**RAW RECORDS**:
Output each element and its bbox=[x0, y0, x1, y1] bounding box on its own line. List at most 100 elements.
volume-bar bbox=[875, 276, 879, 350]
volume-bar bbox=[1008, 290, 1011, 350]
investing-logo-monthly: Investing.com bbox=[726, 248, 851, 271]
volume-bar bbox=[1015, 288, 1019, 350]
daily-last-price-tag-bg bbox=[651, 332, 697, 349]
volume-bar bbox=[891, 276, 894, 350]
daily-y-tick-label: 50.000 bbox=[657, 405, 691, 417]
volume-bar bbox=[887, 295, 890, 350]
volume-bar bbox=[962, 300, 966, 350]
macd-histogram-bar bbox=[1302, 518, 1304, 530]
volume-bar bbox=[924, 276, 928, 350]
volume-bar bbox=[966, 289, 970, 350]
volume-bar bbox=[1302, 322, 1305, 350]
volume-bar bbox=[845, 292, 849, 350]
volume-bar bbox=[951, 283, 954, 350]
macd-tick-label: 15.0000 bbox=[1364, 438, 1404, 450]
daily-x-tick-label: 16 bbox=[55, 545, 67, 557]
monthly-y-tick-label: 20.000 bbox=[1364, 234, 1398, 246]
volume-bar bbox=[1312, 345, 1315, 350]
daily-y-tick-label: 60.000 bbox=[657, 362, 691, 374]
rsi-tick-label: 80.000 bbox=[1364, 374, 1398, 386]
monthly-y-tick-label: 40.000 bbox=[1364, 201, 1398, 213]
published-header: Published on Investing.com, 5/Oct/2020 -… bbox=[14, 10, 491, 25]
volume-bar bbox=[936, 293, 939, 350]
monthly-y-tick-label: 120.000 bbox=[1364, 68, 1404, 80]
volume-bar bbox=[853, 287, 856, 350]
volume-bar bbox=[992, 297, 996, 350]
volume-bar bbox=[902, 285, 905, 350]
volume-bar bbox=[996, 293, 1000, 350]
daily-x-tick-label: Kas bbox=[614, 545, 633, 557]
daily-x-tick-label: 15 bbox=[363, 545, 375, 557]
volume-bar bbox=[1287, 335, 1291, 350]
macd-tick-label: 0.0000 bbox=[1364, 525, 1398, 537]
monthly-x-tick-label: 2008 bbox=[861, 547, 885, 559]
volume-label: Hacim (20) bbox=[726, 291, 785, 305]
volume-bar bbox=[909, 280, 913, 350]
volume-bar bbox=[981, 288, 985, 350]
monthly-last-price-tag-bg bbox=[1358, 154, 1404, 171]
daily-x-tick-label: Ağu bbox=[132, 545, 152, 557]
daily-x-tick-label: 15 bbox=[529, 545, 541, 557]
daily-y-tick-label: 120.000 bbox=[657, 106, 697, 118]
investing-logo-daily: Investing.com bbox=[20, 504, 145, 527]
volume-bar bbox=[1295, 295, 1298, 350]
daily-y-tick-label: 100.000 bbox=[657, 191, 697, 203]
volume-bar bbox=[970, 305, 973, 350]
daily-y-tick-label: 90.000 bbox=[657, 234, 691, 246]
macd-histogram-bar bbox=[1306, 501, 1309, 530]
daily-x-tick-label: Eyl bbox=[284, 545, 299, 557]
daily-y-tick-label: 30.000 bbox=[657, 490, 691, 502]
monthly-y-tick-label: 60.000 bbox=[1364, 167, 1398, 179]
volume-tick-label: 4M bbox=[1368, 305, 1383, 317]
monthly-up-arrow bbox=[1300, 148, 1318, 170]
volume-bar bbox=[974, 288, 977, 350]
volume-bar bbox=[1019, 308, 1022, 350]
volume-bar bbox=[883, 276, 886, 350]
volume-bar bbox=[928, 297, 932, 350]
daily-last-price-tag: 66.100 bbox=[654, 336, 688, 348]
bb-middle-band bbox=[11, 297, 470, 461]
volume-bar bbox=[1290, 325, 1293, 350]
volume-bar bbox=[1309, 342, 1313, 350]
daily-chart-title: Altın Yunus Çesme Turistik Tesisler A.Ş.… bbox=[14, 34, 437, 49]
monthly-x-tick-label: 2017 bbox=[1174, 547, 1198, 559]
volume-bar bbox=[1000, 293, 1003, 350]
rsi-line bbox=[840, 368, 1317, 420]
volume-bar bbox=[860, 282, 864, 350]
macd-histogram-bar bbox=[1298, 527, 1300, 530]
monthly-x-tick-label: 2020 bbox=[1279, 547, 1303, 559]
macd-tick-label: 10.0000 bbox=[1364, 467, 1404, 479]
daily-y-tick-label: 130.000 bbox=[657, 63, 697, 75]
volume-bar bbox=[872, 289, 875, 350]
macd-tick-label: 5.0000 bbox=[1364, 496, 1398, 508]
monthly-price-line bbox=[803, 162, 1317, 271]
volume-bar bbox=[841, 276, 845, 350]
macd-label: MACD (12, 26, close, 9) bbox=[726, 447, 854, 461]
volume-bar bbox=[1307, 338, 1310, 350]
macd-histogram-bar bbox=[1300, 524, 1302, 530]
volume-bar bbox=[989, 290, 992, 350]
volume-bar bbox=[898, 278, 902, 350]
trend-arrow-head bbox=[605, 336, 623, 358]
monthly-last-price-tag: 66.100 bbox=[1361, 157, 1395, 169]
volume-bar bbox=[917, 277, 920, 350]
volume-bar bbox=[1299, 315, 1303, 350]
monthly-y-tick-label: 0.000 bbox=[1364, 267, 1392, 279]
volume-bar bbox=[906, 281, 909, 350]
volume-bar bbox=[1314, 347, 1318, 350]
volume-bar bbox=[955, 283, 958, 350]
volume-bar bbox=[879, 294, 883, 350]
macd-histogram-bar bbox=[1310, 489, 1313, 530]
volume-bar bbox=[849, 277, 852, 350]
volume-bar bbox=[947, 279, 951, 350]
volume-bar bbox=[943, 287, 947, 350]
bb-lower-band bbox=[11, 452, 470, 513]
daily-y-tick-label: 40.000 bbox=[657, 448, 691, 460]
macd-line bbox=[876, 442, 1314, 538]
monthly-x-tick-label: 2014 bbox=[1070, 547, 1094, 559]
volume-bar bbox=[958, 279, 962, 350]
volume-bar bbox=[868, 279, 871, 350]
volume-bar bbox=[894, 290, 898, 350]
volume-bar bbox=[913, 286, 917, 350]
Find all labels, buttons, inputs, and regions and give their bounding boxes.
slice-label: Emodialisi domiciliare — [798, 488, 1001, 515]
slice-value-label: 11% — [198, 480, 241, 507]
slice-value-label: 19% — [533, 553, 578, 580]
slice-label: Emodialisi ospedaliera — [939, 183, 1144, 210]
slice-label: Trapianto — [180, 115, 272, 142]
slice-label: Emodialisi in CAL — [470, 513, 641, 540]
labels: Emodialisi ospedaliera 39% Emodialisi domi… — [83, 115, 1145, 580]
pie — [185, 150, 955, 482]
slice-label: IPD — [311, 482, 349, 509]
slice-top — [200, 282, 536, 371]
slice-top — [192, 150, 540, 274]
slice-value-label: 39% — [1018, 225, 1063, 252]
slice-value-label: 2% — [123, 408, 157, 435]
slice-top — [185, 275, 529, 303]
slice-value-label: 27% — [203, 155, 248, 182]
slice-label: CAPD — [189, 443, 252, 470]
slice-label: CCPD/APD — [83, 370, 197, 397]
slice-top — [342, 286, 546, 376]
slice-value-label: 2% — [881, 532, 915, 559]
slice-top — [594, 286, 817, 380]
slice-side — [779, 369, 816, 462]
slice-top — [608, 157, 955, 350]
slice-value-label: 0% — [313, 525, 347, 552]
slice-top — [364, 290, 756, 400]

**TO BE DONE**: Put the data from the beginning through the line containing "volume-bar bbox=[891, 276, 894, 350]", inclusive, into a numbered list, omitting any blank lines.

**SOLVED PROBLEM**:
1. Output each element and its bbox=[x0, y0, x1, y1] bounding box on its own line. List at most 100 elements.
2. volume-bar bbox=[875, 276, 879, 350]
3. volume-bar bbox=[1008, 290, 1011, 350]
4. investing-logo-monthly: Investing.com bbox=[726, 248, 851, 271]
5. volume-bar bbox=[1015, 288, 1019, 350]
6. daily-last-price-tag-bg bbox=[651, 332, 697, 349]
7. volume-bar bbox=[891, 276, 894, 350]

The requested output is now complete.